### Entries supplied
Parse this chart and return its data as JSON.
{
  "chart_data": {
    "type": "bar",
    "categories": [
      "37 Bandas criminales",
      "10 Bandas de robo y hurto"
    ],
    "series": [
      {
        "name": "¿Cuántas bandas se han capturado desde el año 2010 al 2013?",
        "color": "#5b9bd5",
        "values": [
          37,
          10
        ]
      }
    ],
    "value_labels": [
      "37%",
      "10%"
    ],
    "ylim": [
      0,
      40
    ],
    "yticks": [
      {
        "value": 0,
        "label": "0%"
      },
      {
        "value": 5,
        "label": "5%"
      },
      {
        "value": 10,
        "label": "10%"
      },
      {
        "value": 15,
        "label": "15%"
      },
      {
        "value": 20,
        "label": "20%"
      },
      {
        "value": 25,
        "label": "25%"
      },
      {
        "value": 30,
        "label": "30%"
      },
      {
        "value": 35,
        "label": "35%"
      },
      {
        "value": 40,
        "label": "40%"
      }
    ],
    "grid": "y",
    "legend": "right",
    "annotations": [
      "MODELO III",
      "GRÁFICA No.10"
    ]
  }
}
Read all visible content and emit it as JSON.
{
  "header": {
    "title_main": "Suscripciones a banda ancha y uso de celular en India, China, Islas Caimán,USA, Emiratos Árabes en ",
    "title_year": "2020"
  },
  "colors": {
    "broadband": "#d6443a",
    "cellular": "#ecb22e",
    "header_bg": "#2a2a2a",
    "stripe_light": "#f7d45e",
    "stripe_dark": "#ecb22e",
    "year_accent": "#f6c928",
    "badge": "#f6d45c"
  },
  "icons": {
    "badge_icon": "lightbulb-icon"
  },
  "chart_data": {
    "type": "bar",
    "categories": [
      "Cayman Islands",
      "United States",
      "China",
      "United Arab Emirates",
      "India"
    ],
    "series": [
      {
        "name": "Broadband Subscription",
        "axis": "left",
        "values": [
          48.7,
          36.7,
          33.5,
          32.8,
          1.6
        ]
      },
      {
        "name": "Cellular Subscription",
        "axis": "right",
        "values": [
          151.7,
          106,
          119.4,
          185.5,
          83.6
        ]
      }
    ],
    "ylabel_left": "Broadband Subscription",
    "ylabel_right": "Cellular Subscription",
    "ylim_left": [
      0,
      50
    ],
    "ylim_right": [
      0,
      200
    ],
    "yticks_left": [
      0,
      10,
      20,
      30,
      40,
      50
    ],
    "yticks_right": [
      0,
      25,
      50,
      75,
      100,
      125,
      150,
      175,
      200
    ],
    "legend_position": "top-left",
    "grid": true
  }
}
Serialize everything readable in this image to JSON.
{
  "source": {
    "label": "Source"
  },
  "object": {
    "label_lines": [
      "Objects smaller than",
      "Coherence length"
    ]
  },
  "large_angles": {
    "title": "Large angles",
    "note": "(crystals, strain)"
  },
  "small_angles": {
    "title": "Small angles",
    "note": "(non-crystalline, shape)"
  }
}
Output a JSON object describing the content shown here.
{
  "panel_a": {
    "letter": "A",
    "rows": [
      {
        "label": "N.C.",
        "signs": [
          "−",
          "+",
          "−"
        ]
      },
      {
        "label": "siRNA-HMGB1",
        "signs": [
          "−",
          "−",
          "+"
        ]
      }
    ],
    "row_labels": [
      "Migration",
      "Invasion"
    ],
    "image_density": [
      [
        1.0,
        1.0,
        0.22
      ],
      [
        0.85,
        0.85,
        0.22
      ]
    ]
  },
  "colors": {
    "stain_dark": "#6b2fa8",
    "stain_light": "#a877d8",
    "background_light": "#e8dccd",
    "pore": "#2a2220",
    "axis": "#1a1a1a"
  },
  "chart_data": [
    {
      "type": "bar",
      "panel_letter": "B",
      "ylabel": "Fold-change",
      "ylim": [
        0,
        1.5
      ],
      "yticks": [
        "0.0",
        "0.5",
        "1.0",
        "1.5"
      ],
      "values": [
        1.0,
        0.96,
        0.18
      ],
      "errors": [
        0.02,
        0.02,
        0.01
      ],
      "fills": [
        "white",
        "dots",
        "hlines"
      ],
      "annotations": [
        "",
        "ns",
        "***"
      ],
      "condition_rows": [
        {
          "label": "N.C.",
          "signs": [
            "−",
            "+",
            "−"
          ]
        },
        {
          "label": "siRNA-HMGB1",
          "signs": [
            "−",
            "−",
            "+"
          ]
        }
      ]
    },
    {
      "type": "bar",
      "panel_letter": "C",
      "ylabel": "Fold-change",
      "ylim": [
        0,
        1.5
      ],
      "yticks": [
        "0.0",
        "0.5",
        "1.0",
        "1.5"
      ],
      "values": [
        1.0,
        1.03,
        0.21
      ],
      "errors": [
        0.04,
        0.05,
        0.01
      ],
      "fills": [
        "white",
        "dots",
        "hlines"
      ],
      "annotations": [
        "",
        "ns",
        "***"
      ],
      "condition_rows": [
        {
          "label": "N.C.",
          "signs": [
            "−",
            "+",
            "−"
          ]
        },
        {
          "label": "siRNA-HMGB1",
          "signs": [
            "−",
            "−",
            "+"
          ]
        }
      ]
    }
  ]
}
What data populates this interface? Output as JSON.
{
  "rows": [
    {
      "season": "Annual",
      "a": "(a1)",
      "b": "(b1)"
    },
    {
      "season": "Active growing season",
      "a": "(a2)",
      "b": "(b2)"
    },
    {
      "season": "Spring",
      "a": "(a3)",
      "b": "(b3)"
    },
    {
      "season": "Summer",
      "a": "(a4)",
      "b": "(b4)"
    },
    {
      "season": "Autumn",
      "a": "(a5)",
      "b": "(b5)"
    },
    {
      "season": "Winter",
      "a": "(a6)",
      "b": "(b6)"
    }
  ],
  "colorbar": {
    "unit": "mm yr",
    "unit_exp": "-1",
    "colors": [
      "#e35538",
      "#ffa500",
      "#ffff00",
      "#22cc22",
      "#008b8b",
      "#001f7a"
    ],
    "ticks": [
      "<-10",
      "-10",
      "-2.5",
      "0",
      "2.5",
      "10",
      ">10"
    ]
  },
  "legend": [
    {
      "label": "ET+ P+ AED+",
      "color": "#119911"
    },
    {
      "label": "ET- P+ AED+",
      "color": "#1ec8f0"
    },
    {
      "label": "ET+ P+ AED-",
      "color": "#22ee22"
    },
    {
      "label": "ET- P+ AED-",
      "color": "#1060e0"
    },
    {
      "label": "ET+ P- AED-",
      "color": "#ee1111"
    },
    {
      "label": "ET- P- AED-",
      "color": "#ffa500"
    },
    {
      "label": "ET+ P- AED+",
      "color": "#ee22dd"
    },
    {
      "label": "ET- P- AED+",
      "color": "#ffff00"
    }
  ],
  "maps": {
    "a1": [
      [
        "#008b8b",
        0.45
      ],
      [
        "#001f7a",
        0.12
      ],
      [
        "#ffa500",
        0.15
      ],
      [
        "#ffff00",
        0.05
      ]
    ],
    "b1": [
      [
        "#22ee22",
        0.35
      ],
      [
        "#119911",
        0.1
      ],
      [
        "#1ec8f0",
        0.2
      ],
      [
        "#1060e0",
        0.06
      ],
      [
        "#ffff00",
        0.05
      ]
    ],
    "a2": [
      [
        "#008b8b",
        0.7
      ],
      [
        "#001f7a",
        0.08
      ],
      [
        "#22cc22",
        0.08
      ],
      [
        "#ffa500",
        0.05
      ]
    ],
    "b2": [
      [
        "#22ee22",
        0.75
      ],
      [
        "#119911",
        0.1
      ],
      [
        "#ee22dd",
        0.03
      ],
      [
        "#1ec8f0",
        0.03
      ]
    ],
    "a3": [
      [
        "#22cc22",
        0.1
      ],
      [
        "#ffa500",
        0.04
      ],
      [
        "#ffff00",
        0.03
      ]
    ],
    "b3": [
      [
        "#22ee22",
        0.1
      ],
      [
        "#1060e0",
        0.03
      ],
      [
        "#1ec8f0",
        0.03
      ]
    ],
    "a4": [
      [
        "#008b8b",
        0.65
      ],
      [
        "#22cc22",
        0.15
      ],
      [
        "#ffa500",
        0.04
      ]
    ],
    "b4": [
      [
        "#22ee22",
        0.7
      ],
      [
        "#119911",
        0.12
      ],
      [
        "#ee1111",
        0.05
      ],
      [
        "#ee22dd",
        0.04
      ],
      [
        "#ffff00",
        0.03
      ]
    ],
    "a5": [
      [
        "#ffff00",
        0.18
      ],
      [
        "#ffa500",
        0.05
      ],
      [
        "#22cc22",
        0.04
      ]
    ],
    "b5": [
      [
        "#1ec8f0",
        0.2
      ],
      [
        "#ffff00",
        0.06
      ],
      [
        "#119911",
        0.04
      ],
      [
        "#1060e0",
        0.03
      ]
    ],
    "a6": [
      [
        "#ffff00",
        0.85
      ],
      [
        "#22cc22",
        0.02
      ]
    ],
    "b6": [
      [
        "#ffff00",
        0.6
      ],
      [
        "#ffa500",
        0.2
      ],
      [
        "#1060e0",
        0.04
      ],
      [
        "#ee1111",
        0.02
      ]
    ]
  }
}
######
Pick out the lines that have the word "this". Copy them all.

Parse this chart and return its data as JSON.
Serialize everything readable in this image to JSON.
What data populates this interface? Output as JSON.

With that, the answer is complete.